Your goal:
Give the number of lines in the listing below that include the word "Disponibles", with nothing more.

Material for this exercise:
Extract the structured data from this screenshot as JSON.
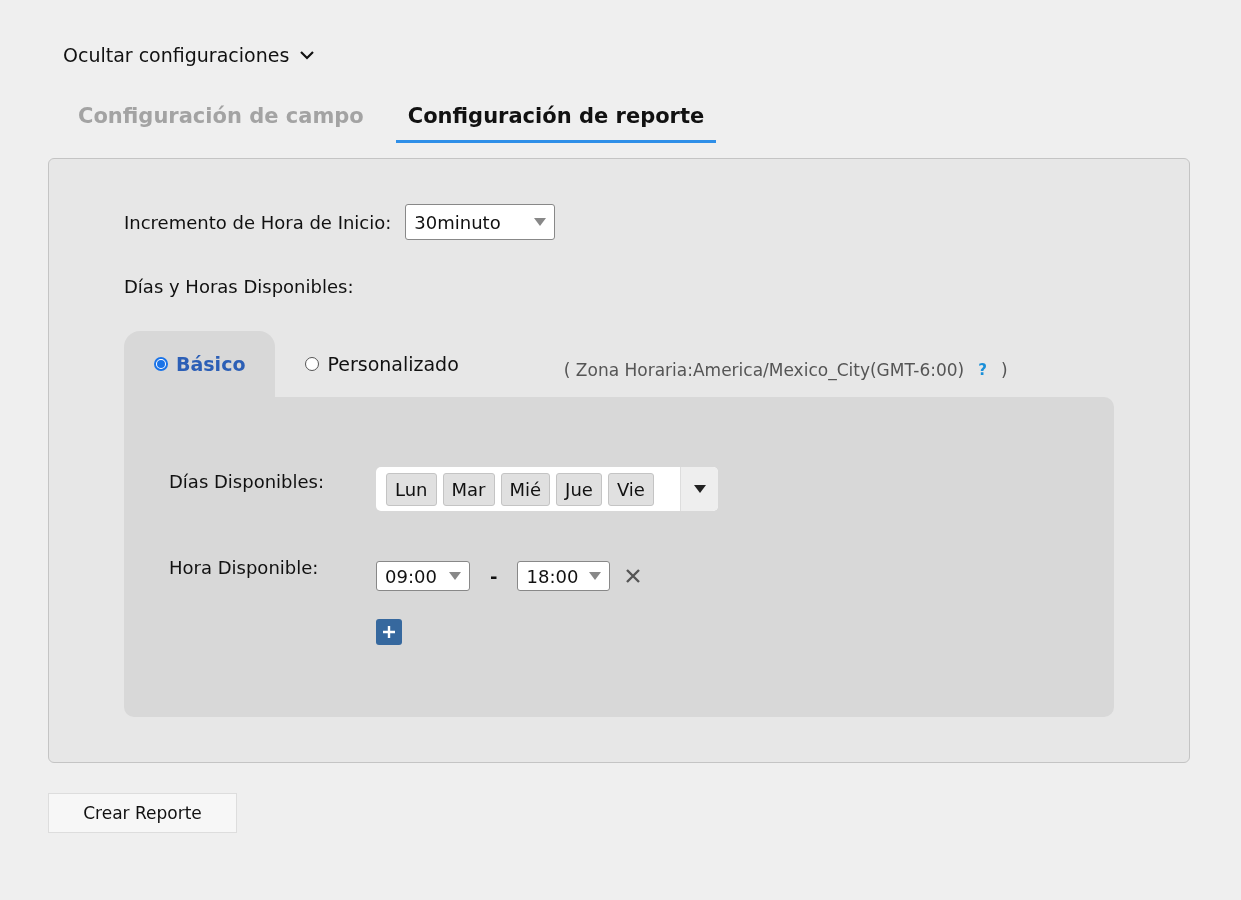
{
  "toggle": {
    "label": "Ocultar configuraciones",
    "expanded": true
  },
  "tabs": [
    {
      "label": "Configuración de campo",
      "selected": false
    },
    {
      "label": "Configuración de reporte",
      "selected": true
    }
  ],
  "increment": {
    "label": "Incremento de Hora de Inicio:",
    "value": "30minuto"
  },
  "availability": {
    "label": "Días y Horas Disponibles:",
    "modes": [
      {
        "label": "Básico",
        "selected": true
      },
      {
        "label": "Personalizado",
        "selected": false
      }
    ],
    "timezone": {
      "open": "( Zona Horaria:America/Mexico_City(GMT-6:00)",
      "help": "?",
      "close": ")"
    },
    "days": {
      "label": "Días Disponibles:",
      "chips": [
        "Lun",
        "Mar",
        "Mié",
        "Jue",
        "Vie"
      ]
    },
    "hours": {
      "label": "Hora Disponible:",
      "from": "09:00",
      "separator": "-",
      "to": "18:00"
    }
  },
  "button": "Crear Reporte"
}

Result for this task:
2